What the task requires:
Quote all lines below exactly. Images stay out.

━━━━━━

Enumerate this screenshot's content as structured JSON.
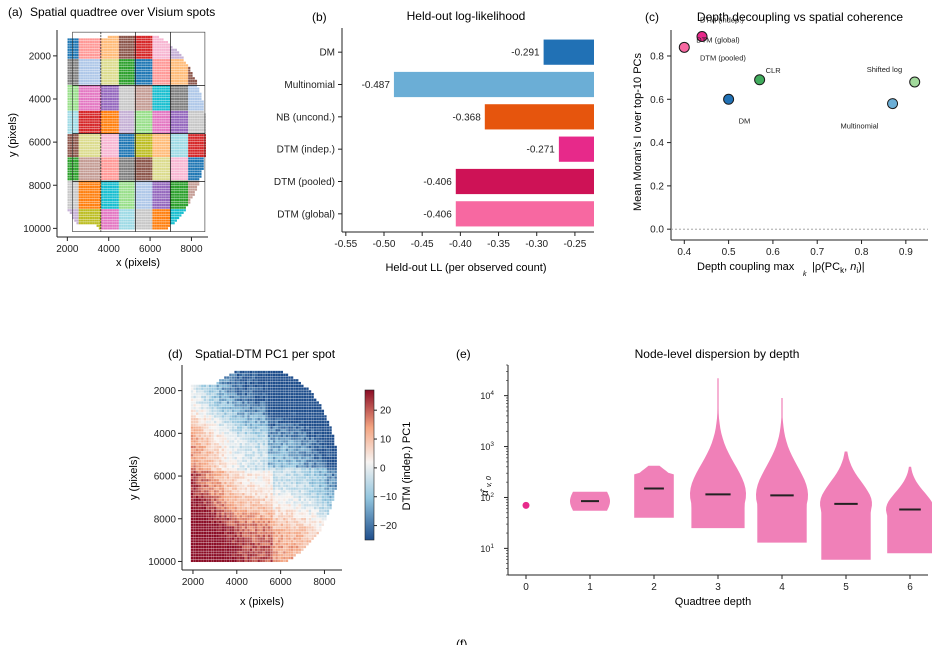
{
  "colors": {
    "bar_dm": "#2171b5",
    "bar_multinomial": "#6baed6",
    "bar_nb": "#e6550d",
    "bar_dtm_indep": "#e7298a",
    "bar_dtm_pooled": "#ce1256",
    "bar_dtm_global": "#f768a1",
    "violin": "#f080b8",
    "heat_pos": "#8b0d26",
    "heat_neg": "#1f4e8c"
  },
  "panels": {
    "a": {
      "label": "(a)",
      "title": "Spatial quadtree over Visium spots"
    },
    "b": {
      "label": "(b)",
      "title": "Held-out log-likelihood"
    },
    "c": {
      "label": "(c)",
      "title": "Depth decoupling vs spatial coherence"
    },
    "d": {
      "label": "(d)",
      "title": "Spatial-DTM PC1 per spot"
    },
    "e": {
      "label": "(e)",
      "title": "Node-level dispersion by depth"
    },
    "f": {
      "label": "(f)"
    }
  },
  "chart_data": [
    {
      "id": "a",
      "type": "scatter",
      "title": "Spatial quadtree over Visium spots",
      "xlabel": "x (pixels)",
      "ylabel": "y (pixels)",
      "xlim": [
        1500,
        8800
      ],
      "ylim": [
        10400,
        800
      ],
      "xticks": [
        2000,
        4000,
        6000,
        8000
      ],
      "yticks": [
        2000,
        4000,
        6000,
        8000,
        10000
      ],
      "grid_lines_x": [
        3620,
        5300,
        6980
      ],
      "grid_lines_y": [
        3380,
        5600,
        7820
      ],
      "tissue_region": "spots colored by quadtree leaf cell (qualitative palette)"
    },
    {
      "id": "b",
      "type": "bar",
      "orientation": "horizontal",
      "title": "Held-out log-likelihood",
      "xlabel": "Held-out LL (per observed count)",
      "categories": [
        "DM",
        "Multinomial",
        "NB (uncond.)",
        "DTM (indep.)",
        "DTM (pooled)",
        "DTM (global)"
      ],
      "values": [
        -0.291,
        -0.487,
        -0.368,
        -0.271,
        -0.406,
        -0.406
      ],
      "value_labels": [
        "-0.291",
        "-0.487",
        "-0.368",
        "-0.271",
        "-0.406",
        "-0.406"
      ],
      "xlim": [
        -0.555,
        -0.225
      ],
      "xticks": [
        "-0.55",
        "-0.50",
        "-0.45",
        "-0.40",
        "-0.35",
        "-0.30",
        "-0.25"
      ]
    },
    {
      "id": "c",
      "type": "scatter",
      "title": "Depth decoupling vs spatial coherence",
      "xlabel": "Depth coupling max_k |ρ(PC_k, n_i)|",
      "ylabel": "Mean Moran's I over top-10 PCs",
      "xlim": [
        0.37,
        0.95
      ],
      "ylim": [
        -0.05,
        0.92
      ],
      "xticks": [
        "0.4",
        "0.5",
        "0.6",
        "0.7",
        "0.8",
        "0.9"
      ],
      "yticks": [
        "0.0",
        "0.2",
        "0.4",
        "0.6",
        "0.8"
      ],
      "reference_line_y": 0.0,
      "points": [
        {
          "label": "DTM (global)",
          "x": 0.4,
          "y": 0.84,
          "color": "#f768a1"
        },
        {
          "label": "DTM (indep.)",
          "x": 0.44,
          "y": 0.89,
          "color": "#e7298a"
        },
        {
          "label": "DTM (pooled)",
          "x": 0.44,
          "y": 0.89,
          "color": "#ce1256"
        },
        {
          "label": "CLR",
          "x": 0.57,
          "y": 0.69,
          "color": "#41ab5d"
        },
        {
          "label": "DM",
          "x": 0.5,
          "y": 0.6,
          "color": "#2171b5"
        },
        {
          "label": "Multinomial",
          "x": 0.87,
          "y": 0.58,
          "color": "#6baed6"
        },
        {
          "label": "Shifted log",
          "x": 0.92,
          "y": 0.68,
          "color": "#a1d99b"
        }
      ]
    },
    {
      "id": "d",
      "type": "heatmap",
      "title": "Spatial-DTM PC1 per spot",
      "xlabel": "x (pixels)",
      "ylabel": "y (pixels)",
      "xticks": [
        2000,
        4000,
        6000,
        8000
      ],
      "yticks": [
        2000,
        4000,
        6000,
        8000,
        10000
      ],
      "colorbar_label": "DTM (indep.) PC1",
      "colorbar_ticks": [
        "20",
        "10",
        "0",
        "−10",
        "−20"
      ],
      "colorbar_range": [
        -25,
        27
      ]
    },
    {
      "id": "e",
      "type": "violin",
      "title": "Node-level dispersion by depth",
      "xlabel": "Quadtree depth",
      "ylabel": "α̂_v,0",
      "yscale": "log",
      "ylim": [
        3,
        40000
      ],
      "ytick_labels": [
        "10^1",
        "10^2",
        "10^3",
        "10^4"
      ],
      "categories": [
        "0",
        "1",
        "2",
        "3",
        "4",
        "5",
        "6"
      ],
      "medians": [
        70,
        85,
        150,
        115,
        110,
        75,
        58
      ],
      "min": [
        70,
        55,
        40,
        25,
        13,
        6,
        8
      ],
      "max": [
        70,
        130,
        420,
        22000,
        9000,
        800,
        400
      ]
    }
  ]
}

━━━━━━

Exercise answer:
Enumerate this screenshot's content as structured JSON.
{
  "colors": {
    "bar_dm": "#2171b5",
    "bar_multinomial": "#6baed6",
    "bar_nb": "#e6550d",
    "bar_dtm_indep": "#e7298a",
    "bar_dtm_pooled": "#ce1256",
    "bar_dtm_global": "#f768a1",
    "violin": "#f080b8",
    "heat_pos": "#8b0d26",
    "heat_neg": "#1f4e8c"
  },
  "panels": {
    "a": {
      "label": "(a)",
      "title": "Spatial quadtree over Visium spots"
    },
    "b": {
      "label": "(b)",
      "title": "Held-out log-likelihood"
    },
    "c": {
      "label": "(c)",
      "title": "Depth decoupling vs spatial coherence"
    },
    "d": {
      "label": "(d)",
      "title": "Spatial-DTM PC1 per spot"
    },
    "e": {
      "label": "(e)",
      "title": "Node-level dispersion by depth"
    },
    "f": {
      "label": "(f)"
    }
  },
  "chart_data": [
    {
      "id": "a",
      "type": "scatter",
      "title": "Spatial quadtree over Visium spots",
      "xlabel": "x (pixels)",
      "ylabel": "y (pixels)",
      "xlim": [
        1500,
        8800
      ],
      "ylim": [
        10400,
        800
      ],
      "xticks": [
        2000,
        4000,
        6000,
        8000
      ],
      "yticks": [
        2000,
        4000,
        6000,
        8000,
        10000
      ],
      "grid_lines_x": [
        3620,
        5300,
        6980
      ],
      "grid_lines_y": [
        3380,
        5600,
        7820
      ],
      "tissue_region": "spots colored by quadtree leaf cell (qualitative palette)"
    },
    {
      "id": "b",
      "type": "bar",
      "orientation": "horizontal",
      "title": "Held-out log-likelihood",
      "xlabel": "Held-out LL (per observed count)",
      "categories": [
        "DM",
        "Multinomial",
        "NB (uncond.)",
        "DTM (indep.)",
        "DTM (pooled)",
        "DTM (global)"
      ],
      "values": [
        -0.291,
        -0.487,
        -0.368,
        -0.271,
        -0.406,
        -0.406
      ],
      "value_labels": [
        "-0.291",
        "-0.487",
        "-0.368",
        "-0.271",
        "-0.406",
        "-0.406"
      ],
      "xlim": [
        -0.555,
        -0.225
      ],
      "xticks": [
        "-0.55",
        "-0.50",
        "-0.45",
        "-0.40",
        "-0.35",
        "-0.30",
        "-0.25"
      ]
    },
    {
      "id": "c",
      "type": "scatter",
      "title": "Depth decoupling vs spatial coherence",
      "xlabel": "Depth coupling max_k |ρ(PC_k, n_i)|",
      "ylabel": "Mean Moran's I over top-10 PCs",
      "xlim": [
        0.37,
        0.95
      ],
      "ylim": [
        -0.05,
        0.92
      ],
      "xticks": [
        "0.4",
        "0.5",
        "0.6",
        "0.7",
        "0.8",
        "0.9"
      ],
      "yticks": [
        "0.0",
        "0.2",
        "0.4",
        "0.6",
        "0.8"
      ],
      "reference_line_y": 0.0,
      "points": [
        {
          "label": "DTM (global)",
          "x": 0.4,
          "y": 0.84,
          "color": "#f768a1"
        },
        {
          "label": "DTM (indep.)",
          "x": 0.44,
          "y": 0.89,
          "color": "#e7298a"
        },
        {
          "label": "DTM (pooled)",
          "x": 0.44,
          "y": 0.89,
          "color": "#ce1256"
        },
        {
          "label": "CLR",
          "x": 0.57,
          "y": 0.69,
          "color": "#41ab5d"
        },
        {
          "label": "DM",
          "x": 0.5,
          "y": 0.6,
          "color": "#2171b5"
        },
        {
          "label": "Multinomial",
          "x": 0.87,
          "y": 0.58,
          "color": "#6baed6"
        },
        {
          "label": "Shifted log",
          "x": 0.92,
          "y": 0.68,
          "color": "#a1d99b"
        }
      ]
    },
    {
      "id": "d",
      "type": "heatmap",
      "title": "Spatial-DTM PC1 per spot",
      "xlabel": "x (pixels)",
      "ylabel": "y (pixels)",
      "xticks": [
        2000,
        4000,
        6000,
        8000
      ],
      "yticks": [
        2000,
        4000,
        6000,
        8000,
        10000
      ],
      "colorbar_label": "DTM (indep.) PC1",
      "colorbar_ticks": [
        "20",
        "10",
        "0",
        "−10",
        "−20"
      ],
      "colorbar_range": [
        -25,
        27
      ]
    },
    {
      "id": "e",
      "type": "violin",
      "title": "Node-level dispersion by depth",
      "xlabel": "Quadtree depth",
      "ylabel": "α̂_v,0",
      "yscale": "log",
      "ylim": [
        3,
        40000
      ],
      "ytick_labels": [
        "10^1",
        "10^2",
        "10^3",
        "10^4"
      ],
      "categories": [
        "0",
        "1",
        "2",
        "3",
        "4",
        "5",
        "6"
      ],
      "medians": [
        70,
        85,
        150,
        115,
        110,
        75,
        58
      ],
      "min": [
        70,
        55,
        40,
        25,
        13,
        6,
        8
      ],
      "max": [
        70,
        130,
        420,
        22000,
        9000,
        800,
        400
      ]
    }
  ]
}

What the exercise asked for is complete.